* START *
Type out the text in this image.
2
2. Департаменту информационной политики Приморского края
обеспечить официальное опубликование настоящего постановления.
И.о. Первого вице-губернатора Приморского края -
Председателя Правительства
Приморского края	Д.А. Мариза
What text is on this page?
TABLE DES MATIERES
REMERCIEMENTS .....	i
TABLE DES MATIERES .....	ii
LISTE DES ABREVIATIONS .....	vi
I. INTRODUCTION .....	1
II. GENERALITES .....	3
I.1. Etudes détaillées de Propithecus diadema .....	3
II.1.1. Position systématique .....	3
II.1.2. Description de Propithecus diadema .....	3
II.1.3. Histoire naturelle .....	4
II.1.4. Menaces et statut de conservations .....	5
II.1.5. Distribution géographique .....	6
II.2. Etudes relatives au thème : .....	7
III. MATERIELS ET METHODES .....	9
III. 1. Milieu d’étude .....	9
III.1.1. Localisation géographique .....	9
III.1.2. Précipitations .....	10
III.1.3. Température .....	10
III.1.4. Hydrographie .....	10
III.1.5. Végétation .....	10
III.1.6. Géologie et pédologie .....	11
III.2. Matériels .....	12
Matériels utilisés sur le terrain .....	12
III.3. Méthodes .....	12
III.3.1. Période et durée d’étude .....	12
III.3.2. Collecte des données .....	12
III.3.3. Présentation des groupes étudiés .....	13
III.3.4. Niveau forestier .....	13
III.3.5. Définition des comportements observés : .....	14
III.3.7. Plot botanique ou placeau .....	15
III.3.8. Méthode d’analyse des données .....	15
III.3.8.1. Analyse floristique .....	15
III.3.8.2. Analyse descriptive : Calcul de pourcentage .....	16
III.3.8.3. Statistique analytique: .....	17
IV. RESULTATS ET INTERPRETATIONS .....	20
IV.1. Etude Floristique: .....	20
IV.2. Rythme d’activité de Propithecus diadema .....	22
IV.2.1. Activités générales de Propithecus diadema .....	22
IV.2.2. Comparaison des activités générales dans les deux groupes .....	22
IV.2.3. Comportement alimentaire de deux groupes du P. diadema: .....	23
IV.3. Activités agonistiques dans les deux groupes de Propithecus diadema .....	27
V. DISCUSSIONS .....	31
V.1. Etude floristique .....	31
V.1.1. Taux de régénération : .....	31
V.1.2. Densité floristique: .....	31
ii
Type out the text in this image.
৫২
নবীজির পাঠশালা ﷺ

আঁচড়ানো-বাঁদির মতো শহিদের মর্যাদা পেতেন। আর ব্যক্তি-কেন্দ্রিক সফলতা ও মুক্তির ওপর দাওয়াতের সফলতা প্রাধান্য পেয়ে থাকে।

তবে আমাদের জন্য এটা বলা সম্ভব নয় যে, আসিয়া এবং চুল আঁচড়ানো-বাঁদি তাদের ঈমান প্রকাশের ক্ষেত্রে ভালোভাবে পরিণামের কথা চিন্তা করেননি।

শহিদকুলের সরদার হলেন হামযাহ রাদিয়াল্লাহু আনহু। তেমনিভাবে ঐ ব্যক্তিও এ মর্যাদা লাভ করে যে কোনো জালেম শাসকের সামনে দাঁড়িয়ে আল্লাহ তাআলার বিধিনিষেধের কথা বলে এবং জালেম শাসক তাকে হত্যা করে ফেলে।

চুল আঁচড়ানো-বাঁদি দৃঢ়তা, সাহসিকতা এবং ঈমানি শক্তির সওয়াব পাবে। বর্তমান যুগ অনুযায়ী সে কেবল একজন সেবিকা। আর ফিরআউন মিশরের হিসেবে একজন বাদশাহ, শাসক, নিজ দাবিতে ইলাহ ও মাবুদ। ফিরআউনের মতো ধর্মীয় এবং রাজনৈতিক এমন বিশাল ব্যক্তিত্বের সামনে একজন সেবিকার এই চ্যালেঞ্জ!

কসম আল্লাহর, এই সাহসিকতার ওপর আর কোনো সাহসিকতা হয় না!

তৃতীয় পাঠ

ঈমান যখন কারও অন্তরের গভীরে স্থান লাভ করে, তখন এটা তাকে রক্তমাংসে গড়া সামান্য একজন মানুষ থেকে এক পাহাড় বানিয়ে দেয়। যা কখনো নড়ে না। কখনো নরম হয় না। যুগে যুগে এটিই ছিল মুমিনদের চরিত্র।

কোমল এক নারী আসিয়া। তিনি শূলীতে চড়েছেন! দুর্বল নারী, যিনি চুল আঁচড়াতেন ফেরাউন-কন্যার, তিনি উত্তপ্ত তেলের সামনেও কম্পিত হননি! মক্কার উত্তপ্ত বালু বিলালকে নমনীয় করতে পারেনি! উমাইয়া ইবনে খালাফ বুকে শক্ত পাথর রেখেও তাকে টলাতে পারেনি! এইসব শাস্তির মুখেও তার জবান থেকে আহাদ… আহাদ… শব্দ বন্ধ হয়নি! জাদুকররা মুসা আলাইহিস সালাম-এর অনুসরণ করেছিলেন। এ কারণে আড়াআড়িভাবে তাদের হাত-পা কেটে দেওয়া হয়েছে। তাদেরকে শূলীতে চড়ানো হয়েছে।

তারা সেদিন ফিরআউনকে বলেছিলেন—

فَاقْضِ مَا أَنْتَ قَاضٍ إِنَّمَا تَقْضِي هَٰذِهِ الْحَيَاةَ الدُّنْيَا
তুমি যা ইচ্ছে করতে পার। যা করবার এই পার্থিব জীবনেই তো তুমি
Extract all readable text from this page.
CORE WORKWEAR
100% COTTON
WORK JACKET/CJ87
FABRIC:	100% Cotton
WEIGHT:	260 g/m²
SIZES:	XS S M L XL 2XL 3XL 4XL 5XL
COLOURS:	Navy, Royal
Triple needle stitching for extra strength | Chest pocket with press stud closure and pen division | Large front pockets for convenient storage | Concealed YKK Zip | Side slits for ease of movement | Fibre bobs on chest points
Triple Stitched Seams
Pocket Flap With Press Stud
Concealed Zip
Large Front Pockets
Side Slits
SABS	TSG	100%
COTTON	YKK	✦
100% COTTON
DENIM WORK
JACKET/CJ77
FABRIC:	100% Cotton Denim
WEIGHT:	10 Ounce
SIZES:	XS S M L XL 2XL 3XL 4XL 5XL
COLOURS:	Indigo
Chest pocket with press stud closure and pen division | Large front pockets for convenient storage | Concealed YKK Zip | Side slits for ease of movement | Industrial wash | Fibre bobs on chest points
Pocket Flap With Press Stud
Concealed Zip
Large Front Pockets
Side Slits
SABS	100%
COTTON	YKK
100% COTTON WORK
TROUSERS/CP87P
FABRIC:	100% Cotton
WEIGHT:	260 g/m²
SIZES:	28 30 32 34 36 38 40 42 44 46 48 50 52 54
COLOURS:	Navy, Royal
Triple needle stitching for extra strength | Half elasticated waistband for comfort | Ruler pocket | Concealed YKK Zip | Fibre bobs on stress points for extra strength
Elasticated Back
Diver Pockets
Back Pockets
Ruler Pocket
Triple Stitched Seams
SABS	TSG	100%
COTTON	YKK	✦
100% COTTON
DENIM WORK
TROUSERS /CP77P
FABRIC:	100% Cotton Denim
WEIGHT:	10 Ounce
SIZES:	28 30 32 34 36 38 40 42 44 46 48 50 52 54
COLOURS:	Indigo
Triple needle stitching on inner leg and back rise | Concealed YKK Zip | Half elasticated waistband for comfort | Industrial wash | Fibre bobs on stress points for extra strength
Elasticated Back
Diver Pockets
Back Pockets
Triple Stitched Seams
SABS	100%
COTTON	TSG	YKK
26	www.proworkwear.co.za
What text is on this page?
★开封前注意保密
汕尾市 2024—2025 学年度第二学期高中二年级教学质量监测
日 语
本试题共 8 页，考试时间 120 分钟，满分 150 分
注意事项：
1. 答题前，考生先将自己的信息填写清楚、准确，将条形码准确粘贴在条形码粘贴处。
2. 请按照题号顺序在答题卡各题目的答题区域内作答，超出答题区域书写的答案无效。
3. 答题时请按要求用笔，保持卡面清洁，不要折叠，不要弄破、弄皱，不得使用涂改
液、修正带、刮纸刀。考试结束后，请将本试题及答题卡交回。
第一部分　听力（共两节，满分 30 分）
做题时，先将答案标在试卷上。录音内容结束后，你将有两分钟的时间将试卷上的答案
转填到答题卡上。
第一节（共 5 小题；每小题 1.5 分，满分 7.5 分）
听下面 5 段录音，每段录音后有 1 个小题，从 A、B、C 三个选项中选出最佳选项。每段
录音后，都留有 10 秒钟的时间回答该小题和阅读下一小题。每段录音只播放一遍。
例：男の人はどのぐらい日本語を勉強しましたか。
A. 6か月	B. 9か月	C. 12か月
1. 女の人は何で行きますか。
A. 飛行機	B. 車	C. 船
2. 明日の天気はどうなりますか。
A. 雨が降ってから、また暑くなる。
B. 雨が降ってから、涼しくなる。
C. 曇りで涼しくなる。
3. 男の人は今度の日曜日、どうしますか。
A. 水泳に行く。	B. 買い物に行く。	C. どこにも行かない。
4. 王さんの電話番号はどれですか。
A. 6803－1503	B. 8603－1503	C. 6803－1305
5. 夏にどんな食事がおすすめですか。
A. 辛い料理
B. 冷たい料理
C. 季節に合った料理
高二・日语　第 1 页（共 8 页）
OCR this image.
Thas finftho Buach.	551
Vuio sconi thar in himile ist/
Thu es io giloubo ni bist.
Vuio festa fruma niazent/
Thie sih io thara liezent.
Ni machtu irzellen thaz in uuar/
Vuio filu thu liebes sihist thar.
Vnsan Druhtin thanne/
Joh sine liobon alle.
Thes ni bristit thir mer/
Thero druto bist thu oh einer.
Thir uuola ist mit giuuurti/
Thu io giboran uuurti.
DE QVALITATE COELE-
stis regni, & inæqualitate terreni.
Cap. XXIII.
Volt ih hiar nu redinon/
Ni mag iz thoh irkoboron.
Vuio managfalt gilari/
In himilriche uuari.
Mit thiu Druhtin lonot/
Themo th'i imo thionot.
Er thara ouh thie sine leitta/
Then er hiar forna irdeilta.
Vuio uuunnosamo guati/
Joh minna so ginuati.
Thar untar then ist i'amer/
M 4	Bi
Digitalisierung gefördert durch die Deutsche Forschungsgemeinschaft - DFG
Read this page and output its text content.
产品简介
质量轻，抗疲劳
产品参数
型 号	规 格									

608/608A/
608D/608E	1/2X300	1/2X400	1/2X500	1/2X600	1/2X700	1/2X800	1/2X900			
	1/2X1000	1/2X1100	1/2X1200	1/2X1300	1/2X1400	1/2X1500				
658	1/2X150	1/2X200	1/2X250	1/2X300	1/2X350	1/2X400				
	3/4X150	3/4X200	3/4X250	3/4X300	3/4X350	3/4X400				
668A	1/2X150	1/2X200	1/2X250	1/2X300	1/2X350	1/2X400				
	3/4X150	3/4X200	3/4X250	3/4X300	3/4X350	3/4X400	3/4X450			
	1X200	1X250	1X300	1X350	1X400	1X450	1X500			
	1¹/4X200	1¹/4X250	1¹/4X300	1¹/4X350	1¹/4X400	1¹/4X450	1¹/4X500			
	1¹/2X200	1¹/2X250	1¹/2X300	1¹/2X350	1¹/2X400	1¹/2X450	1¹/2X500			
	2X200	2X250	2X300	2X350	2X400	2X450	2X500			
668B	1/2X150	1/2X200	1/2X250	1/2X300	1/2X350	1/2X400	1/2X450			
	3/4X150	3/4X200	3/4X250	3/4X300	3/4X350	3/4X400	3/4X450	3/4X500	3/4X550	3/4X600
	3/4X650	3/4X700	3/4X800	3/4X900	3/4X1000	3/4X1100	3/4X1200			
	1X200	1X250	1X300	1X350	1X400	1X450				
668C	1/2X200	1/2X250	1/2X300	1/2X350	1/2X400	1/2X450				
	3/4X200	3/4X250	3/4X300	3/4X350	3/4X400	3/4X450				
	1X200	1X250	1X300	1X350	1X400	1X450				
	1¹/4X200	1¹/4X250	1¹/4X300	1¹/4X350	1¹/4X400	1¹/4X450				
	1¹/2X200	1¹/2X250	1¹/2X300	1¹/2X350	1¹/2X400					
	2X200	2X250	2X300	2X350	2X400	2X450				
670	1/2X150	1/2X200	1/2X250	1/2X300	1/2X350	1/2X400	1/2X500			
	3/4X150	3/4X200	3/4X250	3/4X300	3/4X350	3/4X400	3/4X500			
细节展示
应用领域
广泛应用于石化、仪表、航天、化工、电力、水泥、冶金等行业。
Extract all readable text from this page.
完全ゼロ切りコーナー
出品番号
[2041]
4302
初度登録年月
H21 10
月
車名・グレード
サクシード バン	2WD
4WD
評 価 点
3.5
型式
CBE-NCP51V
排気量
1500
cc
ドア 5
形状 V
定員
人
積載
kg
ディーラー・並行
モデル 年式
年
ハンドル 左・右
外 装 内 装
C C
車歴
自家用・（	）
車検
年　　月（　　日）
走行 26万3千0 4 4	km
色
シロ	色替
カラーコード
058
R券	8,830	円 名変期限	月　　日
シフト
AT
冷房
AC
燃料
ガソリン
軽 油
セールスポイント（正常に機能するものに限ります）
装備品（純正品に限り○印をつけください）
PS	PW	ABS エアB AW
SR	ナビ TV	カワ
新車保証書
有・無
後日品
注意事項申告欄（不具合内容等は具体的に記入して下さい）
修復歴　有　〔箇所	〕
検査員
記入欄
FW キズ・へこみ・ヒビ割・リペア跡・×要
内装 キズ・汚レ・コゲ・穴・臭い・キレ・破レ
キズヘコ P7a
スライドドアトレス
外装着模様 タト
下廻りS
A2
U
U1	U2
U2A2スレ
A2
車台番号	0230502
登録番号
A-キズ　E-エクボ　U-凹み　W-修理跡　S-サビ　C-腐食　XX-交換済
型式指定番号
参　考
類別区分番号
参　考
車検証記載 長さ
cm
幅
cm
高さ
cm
* END *
What the exercise asks.
State the count of lines holding the string "TABLE" in the listing above, and nothing else.

Final result.
2